== WHAT TO PRODUCE ==
In this exercise, reproduce all the entries that follow exactly.
——
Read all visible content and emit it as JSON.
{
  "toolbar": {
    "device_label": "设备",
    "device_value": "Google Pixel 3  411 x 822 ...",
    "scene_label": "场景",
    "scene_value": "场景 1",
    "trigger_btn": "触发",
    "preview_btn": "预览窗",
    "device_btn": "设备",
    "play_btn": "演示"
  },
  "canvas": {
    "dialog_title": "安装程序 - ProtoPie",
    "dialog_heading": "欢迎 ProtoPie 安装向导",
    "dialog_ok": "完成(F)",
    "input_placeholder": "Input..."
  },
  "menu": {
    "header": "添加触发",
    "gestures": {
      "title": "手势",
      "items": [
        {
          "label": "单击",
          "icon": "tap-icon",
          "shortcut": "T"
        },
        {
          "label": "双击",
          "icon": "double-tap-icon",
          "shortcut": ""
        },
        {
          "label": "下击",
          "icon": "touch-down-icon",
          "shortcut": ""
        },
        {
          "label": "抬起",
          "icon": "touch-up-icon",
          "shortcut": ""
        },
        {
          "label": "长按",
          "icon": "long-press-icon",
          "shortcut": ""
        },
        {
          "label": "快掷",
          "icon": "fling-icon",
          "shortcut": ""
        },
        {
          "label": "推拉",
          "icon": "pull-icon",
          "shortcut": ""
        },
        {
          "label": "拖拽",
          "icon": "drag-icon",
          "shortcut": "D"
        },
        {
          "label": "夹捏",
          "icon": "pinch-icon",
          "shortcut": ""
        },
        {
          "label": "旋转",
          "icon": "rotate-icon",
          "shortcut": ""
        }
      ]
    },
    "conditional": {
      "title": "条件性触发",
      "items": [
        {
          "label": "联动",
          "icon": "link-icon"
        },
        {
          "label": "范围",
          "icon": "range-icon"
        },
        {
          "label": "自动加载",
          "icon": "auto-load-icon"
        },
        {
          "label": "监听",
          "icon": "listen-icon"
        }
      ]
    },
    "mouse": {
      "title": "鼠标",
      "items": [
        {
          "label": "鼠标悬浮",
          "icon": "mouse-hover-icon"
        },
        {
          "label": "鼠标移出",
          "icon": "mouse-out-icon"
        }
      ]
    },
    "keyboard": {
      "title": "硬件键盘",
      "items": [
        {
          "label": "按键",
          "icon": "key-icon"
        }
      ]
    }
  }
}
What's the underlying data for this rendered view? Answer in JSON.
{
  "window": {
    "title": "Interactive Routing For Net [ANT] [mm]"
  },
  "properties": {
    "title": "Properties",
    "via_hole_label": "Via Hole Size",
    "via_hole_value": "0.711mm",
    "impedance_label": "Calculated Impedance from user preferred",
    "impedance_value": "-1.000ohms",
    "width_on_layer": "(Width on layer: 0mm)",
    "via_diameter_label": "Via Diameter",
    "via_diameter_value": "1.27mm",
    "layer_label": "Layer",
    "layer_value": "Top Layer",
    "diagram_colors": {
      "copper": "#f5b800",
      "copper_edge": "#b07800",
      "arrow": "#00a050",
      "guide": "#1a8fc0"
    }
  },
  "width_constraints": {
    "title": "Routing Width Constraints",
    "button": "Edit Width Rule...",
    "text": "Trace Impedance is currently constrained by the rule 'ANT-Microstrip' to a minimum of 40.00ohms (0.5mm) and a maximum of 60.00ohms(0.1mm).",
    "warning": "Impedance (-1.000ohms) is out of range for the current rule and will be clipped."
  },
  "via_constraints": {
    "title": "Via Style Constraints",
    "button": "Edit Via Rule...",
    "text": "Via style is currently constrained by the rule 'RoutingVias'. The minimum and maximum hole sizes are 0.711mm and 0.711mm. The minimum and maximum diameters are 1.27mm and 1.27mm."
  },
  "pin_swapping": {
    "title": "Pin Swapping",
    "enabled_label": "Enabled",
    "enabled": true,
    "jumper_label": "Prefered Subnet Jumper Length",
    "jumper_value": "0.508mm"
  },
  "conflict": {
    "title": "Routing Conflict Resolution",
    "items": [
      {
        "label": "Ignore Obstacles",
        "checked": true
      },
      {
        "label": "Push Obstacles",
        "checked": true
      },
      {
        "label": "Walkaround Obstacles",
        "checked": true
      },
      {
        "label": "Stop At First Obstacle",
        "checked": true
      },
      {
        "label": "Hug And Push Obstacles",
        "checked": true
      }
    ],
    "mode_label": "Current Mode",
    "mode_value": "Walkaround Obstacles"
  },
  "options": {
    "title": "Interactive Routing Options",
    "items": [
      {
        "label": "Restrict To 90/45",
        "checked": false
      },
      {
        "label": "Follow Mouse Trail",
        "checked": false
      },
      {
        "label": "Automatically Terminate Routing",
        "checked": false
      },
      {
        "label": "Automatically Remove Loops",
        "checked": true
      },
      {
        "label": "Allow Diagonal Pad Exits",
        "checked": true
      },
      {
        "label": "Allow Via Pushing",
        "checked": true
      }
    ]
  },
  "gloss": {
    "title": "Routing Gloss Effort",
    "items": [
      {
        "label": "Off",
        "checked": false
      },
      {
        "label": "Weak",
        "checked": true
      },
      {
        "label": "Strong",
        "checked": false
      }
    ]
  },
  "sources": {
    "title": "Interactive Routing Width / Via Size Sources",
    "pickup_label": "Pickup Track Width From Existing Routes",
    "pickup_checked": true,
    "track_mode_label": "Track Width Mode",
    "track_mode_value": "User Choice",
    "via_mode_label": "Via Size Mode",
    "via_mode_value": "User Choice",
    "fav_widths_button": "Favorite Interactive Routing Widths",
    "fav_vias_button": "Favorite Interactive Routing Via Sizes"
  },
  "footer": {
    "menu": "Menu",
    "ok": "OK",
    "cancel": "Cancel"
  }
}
——
== EXPECTED ANSWER ==
Read all visible content and emit it as JSON.
{
  "toolbar": {
    "device_label": "设备",
    "device_value": "Google Pixel 3  411 x 822 ...",
    "scene_label": "场景",
    "scene_value": "场景 1",
    "trigger_btn": "触发",
    "preview_btn": "预览窗",
    "device_btn": "设备",
    "play_btn": "演示"
  },
  "canvas": {
    "dialog_title": "安装程序 - ProtoPie",
    "dialog_heading": "欢迎 ProtoPie 安装向导",
    "dialog_ok": "完成(F)",
    "input_placeholder": "Input..."
  },
  "menu": {
    "header": "添加触发",
    "gestures": {
      "title": "手势",
      "items": [
        {
          "label": "单击",
          "icon": "tap-icon",
          "shortcut": "T"
        },
        {
          "label": "双击",
          "icon": "double-tap-icon",
          "shortcut": ""
        },
        {
          "label": "下击",
          "icon": "touch-down-icon",
          "shortcut": ""
        },
        {
          "label": "抬起",
          "icon": "touch-up-icon",
          "shortcut": ""
        },
        {
          "label": "长按",
          "icon": "long-press-icon",
          "shortcut": ""
        },
        {
          "label": "快掷",
          "icon": "fling-icon",
          "shortcut": ""
        },
        {
          "label": "推拉",
          "icon": "pull-icon",
          "shortcut": ""
        },
        {
          "label": "拖拽",
          "icon": "drag-icon",
          "shortcut": "D"
        },
        {
          "label": "夹捏",
          "icon": "pinch-icon",
          "shortcut": ""
        },
        {
          "label": "旋转",
          "icon": "rotate-icon",
          "shortcut": ""
        }
      ]
    },
    "conditional": {
      "title": "条件性触发",
      "items": [
        {
          "label": "联动",
          "icon": "link-icon"
        },
        {
          "label": "范围",
          "icon": "range-icon"
        },
        {
          "label": "自动加载",
          "icon": "auto-load-icon"
        },
        {
          "label": "监听",
          "icon": "listen-icon"
        }
      ]
    },
    "mouse": {
      "title": "鼠标",
      "items": [
        {
          "label": "鼠标悬浮",
          "icon": "mouse-hover-icon"
        },
        {
          "label": "鼠标移出",
          "icon": "mouse-out-icon"
        }
      ]
    },
    "keyboard": {
      "title": "硬件键盘",
      "items": [
        {
          "label": "按键",
          "icon": "key-icon"
        }
      ]
    }
  }
}
What's the underlying data for this rendered view? Answer in JSON.
{
  "window": {
    "title": "Interactive Routing For Net [ANT] [mm]"
  },
  "properties": {
    "title": "Properties",
    "via_hole_label": "Via Hole Size",
    "via_hole_value": "0.711mm",
    "impedance_label": "Calculated Impedance from user preferred",
    "impedance_value": "-1.000ohms",
    "width_on_layer": "(Width on layer: 0mm)",
    "via_diameter_label": "Via Diameter",
    "via_diameter_value": "1.27mm",
    "layer_label": "Layer",
    "layer_value": "Top Layer",
    "diagram_colors": {
      "copper": "#f5b800",
      "copper_edge": "#b07800",
      "arrow": "#00a050",
      "guide": "#1a8fc0"
    }
  },
  "width_constraints": {
    "title": "Routing Width Constraints",
    "button": "Edit Width Rule...",
    "text": "Trace Impedance is currently constrained by the rule 'ANT-Microstrip' to a minimum of 40.00ohms (0.5mm) and a maximum of 60.00ohms(0.1mm).",
    "warning": "Impedance (-1.000ohms) is out of range for the current rule and will be clipped."
  },
  "via_constraints": {
    "title": "Via Style Constraints",
    "button": "Edit Via Rule...",
    "text": "Via style is currently constrained by the rule 'RoutingVias'. The minimum and maximum hole sizes are 0.711mm and 0.711mm. The minimum and maximum diameters are 1.27mm and 1.27mm."
  },
  "pin_swapping": {
    "title": "Pin Swapping",
    "enabled_label": "Enabled",
    "enabled": true,
    "jumper_label": "Prefered Subnet Jumper Length",
    "jumper_value": "0.508mm"
  },
  "conflict": {
    "title": "Routing Conflict Resolution",
    "items": [
      {
        "label": "Ignore Obstacles",
        "checked": true
      },
      {
        "label": "Push Obstacles",
        "checked": true
      },
      {
        "label": "Walkaround Obstacles",
        "checked": true
      },
      {
        "label": "Stop At First Obstacle",
        "checked": true
      },
      {
        "label": "Hug And Push Obstacles",
        "checked": true
      }
    ],
    "mode_label": "Current Mode",
    "mode_value": "Walkaround Obstacles"
  },
  "options": {
    "title": "Interactive Routing Options",
    "items": [
      {
        "label": "Restrict To 90/45",
        "checked": false
      },
      {
        "label": "Follow Mouse Trail",
        "checked": false
      },
      {
        "label": "Automatically Terminate Routing",
        "checked": false
      },
      {
        "label": "Automatically Remove Loops",
        "checked": true
      },
      {
        "label": "Allow Diagonal Pad Exits",
        "checked": true
      },
      {
        "label": "Allow Via Pushing",
        "checked": true
      }
    ]
  },
  "gloss": {
    "title": "Routing Gloss Effort",
    "items": [
      {
        "label": "Off",
        "checked": false
      },
      {
        "label": "Weak",
        "checked": true
      },
      {
        "label": "Strong",
        "checked": false
      }
    ]
  },
  "sources": {
    "title": "Interactive Routing Width / Via Size Sources",
    "pickup_label": "Pickup Track Width From Existing Routes",
    "pickup_checked": true,
    "track_mode_label": "Track Width Mode",
    "track_mode_value": "User Choice",
    "via_mode_label": "Via Size Mode",
    "via_mode_value": "User Choice",
    "fav_widths_button": "Favorite Interactive Routing Widths",
    "fav_vias_button": "Favorite Interactive Routing Via Sizes"
  },
  "footer": {
    "menu": "Menu",
    "ok": "OK",
    "cancel": "Cancel"
  }
}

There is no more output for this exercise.